*PROMPT:*
Skip any picture you find and retype all the remaining lines exactly.

::::::::

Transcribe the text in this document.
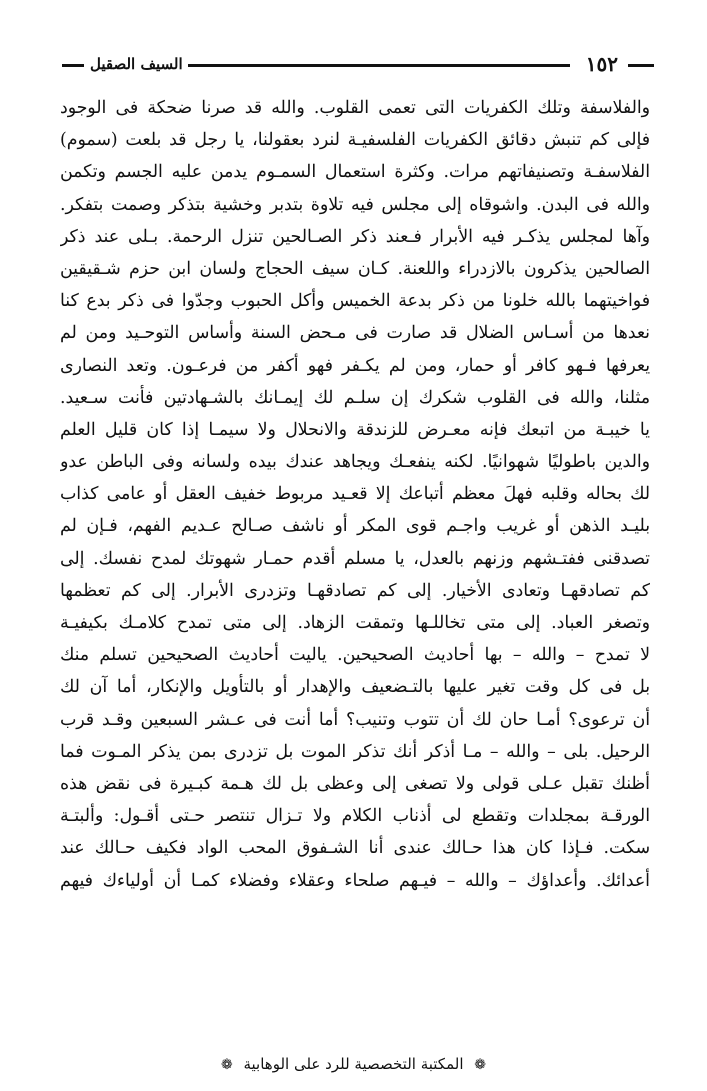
١٥٢
السيف الصقيل
والفلاسفة وتلك الكفريات التى تعمى القلوب. والله قد صرنا ضحكة فى الوجود
فإلى كم تنبش دقائق الكفريات الفلسفيـة لنرد بعقولنا، يا رجل قد بلعت (سموم)
الفلاسفـة وتصنيفاتهم مرات. وكثرة استعمال السمـوم يدمن عليه الجسم وتكمن
والله فى البدن. واشوقاه إلى مجلس فيه تلاوة بتدبر وخشية بتذكر وصمت بتفكر.
وآها لمجلس يذكـر فيه الأبرار فـعند ذكر الصـالحين تنزل الرحمة. بـلى عند ذكر
الصالحين يذكرون بالازدراء واللعنة. كـان سيف الحجاج ولسان ابن حزم شـقيقين
فواخيتهما بالله خلونا من ذكر بدعة الخميس وأكل الحبوب وجدّوا فى ذكر بدع كنا
نعدها من أسـاس الضلال قد صارت فى مـحض السنة وأساس التوحـيد ومن لم
يعرفها فـهو كافر أو حمار، ومن لم يكـفر فهو أكفر من فرعـون. وتعد النصارى
مثلنا، والله فى القلوب شكرك إن سلـم لك إيمـانك بالشـهادتين فأنت سـعيد.
يا خيبـة من اتبعك فإنه معـرض للزندقة والانحلال ولا سيمـا إذا كان قليل العلم
والدين باطوليًا شهوانيًا. لكنه ينفعـك ويجاهد عندك بيده ولسانه وفى الباطن عدو
لك بحاله وقلبه فهلَ معظم أتباعك إلا قعـيد مربوط خفيف العقل أو عامى كذاب
بليـد الذهن أو غريب واجـم قوى المكر أو ناشف صـالح عـديم الفهم، فـإن لم
تصدقنى ففتـشهم وزنهم بالعدل، يا مسلم أقدم حمـار شهوتك لمدح نفسك. إلى
كم تصادقهـا وتعادى الأخيار. إلى كم تصادقهـا وتزدرى الأبرار. إلى كم تعظمها
وتصغر العباد. إلى متى تخاللـها وتمقت الزهاد. إلى متى تمدح كلامـك بكيفيـة
لا تمدح – والله – بها أحاديث الصحيحين. ياليت أحاديث الصحيحين تسلم منك
بل فى كل وقت تغير عليها بالتـضعيف والإهدار أو بالتأويل والإنكار، أما آن لك
أن ترعوى؟ أمـا حان لك أن تتوب وتنيب؟ أما أنت فى عـشر السبعين وقـد قرب
الرحيل. بلى – والله – مـا أذكر أنك تذكر الموت بل تزدرى بمن يذكر المـوت فما
أظنك تقبل عـلى قولى ولا تصغى إلى وعظى بل لك هـمة كبـيرة فى نقض هذه
الورقـة بمجلدات وتقطع لى أذناب الكلام ولا تـزال تنتصر حـتى أقـول: وألبتـة
سكت. فـإذا كان هذا حـالك عندى أنا الشـفوق المحب الواد فكيف حـالك عند
أعدائك. وأعداؤك – والله – فيـهم صلحاء وعقلاء وفضلاء كمـا أن أولياءك فيهم
❁ المكتبة التخصصية للرد على الوهابية ❁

::::::::

*RIGHT ANSWER:*
Transcribe the text in this document.
١٥٢
السيف الصقيل
والفلاسفة وتلك الكفريات التى تعمى القلوب. والله قد صرنا ضحكة فى الوجود
فإلى كم تنبش دقائق الكفريات الفلسفيـة لنرد بعقولنا، يا رجل قد بلعت (سموم)
الفلاسفـة وتصنيفاتهم مرات. وكثرة استعمال السمـوم يدمن عليه الجسم وتكمن
والله فى البدن. واشوقاه إلى مجلس فيه تلاوة بتدبر وخشية بتذكر وصمت بتفكر.
وآها لمجلس يذكـر فيه الأبرار فـعند ذكر الصـالحين تنزل الرحمة. بـلى عند ذكر
الصالحين يذكرون بالازدراء واللعنة. كـان سيف الحجاج ولسان ابن حزم شـقيقين
فواخيتهما بالله خلونا من ذكر بدعة الخميس وأكل الحبوب وجدّوا فى ذكر بدع كنا
نعدها من أسـاس الضلال قد صارت فى مـحض السنة وأساس التوحـيد ومن لم
يعرفها فـهو كافر أو حمار، ومن لم يكـفر فهو أكفر من فرعـون. وتعد النصارى
مثلنا، والله فى القلوب شكرك إن سلـم لك إيمـانك بالشـهادتين فأنت سـعيد.
يا خيبـة من اتبعك فإنه معـرض للزندقة والانحلال ولا سيمـا إذا كان قليل العلم
والدين باطوليًا شهوانيًا. لكنه ينفعـك ويجاهد عندك بيده ولسانه وفى الباطن عدو
لك بحاله وقلبه فهلَ معظم أتباعك إلا قعـيد مربوط خفيف العقل أو عامى كذاب
بليـد الذهن أو غريب واجـم قوى المكر أو ناشف صـالح عـديم الفهم، فـإن لم
تصدقنى ففتـشهم وزنهم بالعدل، يا مسلم أقدم حمـار شهوتك لمدح نفسك. إلى
كم تصادقهـا وتعادى الأخيار. إلى كم تصادقهـا وتزدرى الأبرار. إلى كم تعظمها
وتصغر العباد. إلى متى تخاللـها وتمقت الزهاد. إلى متى تمدح كلامـك بكيفيـة
لا تمدح – والله – بها أحاديث الصحيحين. ياليت أحاديث الصحيحين تسلم منك
بل فى كل وقت تغير عليها بالتـضعيف والإهدار أو بالتأويل والإنكار، أما آن لك
أن ترعوى؟ أمـا حان لك أن تتوب وتنيب؟ أما أنت فى عـشر السبعين وقـد قرب
الرحيل. بلى – والله – مـا أذكر أنك تذكر الموت بل تزدرى بمن يذكر المـوت فما
أظنك تقبل عـلى قولى ولا تصغى إلى وعظى بل لك هـمة كبـيرة فى نقض هذه
الورقـة بمجلدات وتقطع لى أذناب الكلام ولا تـزال تنتصر حـتى أقـول: وألبتـة
سكت. فـإذا كان هذا حـالك عندى أنا الشـفوق المحب الواد فكيف حـالك عند
أعدائك. وأعداؤك – والله – فيـهم صلحاء وعقلاء وفضلاء كمـا أن أولياءك فيهم
❁ المكتبة التخصصية للرد على الوهابية ❁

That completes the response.